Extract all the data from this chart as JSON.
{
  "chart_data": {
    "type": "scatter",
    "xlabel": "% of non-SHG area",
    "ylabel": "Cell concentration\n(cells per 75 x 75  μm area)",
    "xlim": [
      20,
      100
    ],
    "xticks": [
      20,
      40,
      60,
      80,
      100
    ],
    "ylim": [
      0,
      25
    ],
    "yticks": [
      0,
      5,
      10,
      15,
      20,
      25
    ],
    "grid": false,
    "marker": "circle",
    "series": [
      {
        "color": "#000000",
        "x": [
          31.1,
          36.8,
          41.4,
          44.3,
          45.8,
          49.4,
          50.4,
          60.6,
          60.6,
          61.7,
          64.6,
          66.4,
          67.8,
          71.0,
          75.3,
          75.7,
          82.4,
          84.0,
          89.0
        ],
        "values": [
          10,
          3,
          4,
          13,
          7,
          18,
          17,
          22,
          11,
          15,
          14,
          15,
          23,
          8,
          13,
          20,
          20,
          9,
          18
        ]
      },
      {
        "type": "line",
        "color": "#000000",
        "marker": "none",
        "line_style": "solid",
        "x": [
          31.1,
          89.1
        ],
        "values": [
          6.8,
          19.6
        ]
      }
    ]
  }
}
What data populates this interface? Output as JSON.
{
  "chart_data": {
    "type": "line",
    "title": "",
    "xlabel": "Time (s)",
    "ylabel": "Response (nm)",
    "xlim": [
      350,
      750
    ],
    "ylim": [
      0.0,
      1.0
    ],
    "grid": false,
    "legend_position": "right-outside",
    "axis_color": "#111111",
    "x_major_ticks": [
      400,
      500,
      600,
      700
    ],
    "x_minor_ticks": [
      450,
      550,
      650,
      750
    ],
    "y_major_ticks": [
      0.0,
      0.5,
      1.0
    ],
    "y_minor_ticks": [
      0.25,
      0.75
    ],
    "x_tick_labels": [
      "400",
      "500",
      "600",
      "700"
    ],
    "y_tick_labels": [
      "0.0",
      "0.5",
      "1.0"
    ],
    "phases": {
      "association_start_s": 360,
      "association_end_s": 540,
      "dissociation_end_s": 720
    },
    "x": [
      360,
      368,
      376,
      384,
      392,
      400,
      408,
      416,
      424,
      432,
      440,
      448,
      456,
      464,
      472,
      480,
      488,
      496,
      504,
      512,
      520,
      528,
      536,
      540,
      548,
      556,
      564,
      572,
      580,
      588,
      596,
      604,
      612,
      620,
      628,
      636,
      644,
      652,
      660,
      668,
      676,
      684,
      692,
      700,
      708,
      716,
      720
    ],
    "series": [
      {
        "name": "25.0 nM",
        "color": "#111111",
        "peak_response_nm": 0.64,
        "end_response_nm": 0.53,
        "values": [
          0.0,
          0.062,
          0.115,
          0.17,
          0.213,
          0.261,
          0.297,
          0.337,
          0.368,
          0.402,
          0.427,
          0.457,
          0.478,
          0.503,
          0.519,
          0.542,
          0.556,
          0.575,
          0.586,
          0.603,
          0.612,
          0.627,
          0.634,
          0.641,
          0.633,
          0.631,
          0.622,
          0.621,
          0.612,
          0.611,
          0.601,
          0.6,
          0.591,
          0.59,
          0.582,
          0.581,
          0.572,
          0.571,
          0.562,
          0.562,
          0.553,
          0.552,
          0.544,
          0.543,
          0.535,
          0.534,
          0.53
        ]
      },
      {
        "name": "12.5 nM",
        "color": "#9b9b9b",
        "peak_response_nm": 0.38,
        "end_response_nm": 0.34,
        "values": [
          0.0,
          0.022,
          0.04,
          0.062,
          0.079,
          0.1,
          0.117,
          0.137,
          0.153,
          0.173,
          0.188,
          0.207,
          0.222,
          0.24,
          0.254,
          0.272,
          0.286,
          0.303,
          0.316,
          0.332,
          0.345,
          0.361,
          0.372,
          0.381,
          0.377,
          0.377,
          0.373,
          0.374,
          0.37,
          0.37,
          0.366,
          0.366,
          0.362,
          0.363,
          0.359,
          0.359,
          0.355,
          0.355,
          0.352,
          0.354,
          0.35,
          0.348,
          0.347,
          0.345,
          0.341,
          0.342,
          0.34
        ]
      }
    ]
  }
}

....

▶ **OBJECTIVE**: Quote the data above in full, changing nothing.

▶ **WRITTEN RESPONSE**:
Extract all the data from this chart as JSON.
{
  "chart_data": {
    "type": "scatter",
    "xlabel": "% of non-SHG area",
    "ylabel": "Cell concentration\n(cells per 75 x 75  μm area)",
    "xlim": [
      20,
      100
    ],
    "xticks": [
      20,
      40,
      60,
      80,
      100
    ],
    "ylim": [
      0,
      25
    ],
    "yticks": [
      0,
      5,
      10,
      15,
      20,
      25
    ],
    "grid": false,
    "marker": "circle",
    "series": [
      {
        "color": "#000000",
        "x": [
          31.1,
          36.8,
          41.4,
          44.3,
          45.8,
          49.4,
          50.4,
          60.6,
          60.6,
          61.7,
          64.6,
          66.4,
          67.8,
          71.0,
          75.3,
          75.7,
          82.4,
          84.0,
          89.0
        ],
        "values": [
          10,
          3,
          4,
          13,
          7,
          18,
          17,
          22,
          11,
          15,
          14,
          15,
          23,
          8,
          13,
          20,
          20,
          9,
          18
        ]
      },
      {
        "type": "line",
        "color": "#000000",
        "marker": "none",
        "line_style": "solid",
        "x": [
          31.1,
          89.1
        ],
        "values": [
          6.8,
          19.6
        ]
      }
    ]
  }
}
What data populates this interface? Output as JSON.
{
  "chart_data": {
    "type": "line",
    "title": "",
    "xlabel": "Time (s)",
    "ylabel": "Response (nm)",
    "xlim": [
      350,
      750
    ],
    "ylim": [
      0.0,
      1.0
    ],
    "grid": false,
    "legend_position": "right-outside",
    "axis_color": "#111111",
    "x_major_ticks": [
      400,
      500,
      600,
      700
    ],
    "x_minor_ticks": [
      450,
      550,
      650,
      750
    ],
    "y_major_ticks": [
      0.0,
      0.5,
      1.0
    ],
    "y_minor_ticks": [
      0.25,
      0.75
    ],
    "x_tick_labels": [
      "400",
      "500",
      "600",
      "700"
    ],
    "y_tick_labels": [
      "0.0",
      "0.5",
      "1.0"
    ],
    "phases": {
      "association_start_s": 360,
      "association_end_s": 540,
      "dissociation_end_s": 720
    },
    "x": [
      360,
      368,
      376,
      384,
      392,
      400,
      408,
      416,
      424,
      432,
      440,
      448,
      456,
      464,
      472,
      480,
      488,
      496,
      504,
      512,
      520,
      528,
      536,
      540,
      548,
      556,
      564,
      572,
      580,
      588,
      596,
      604,
      612,
      620,
      628,
      636,
      644,
      652,
      660,
      668,
      676,
      684,
      692,
      700,
      708,
      716,
      720
    ],
    "series": [
      {
        "name": "25.0 nM",
        "color": "#111111",
        "peak_response_nm": 0.64,
        "end_response_nm": 0.53,
        "values": [
          0.0,
          0.062,
          0.115,
          0.17,
          0.213,
          0.261,
          0.297,
          0.337,
          0.368,
          0.402,
          0.427,
          0.457,
          0.478,
          0.503,
          0.519,
          0.542,
          0.556,
          0.575,
          0.586,
          0.603,
          0.612,
          0.627,
          0.634,
          0.641,
          0.633,
          0.631,
          0.622,
          0.621,
          0.612,
          0.611,
          0.601,
          0.6,
          0.591,
          0.59,
          0.582,
          0.581,
          0.572,
          0.571,
          0.562,
          0.562,
          0.553,
          0.552,
          0.544,
          0.543,
          0.535,
          0.534,
          0.53
        ]
      },
      {
        "name": "12.5 nM",
        "color": "#9b9b9b",
        "peak_response_nm": 0.38,
        "end_response_nm": 0.34,
        "values": [
          0.0,
          0.022,
          0.04,
          0.062,
          0.079,
          0.1,
          0.117,
          0.137,
          0.153,
          0.173,
          0.188,
          0.207,
          0.222,
          0.24,
          0.254,
          0.272,
          0.286,
          0.303,
          0.316,
          0.332,
          0.345,
          0.361,
          0.372,
          0.381,
          0.377,
          0.377,
          0.373,
          0.374,
          0.37,
          0.37,
          0.366,
          0.366,
          0.362,
          0.363,
          0.359,
          0.359,
          0.355,
          0.355,
          0.352,
          0.354,
          0.35,
          0.348,
          0.347,
          0.345,
          0.341,
          0.342,
          0.34
        ]
      }
    ]
  }
}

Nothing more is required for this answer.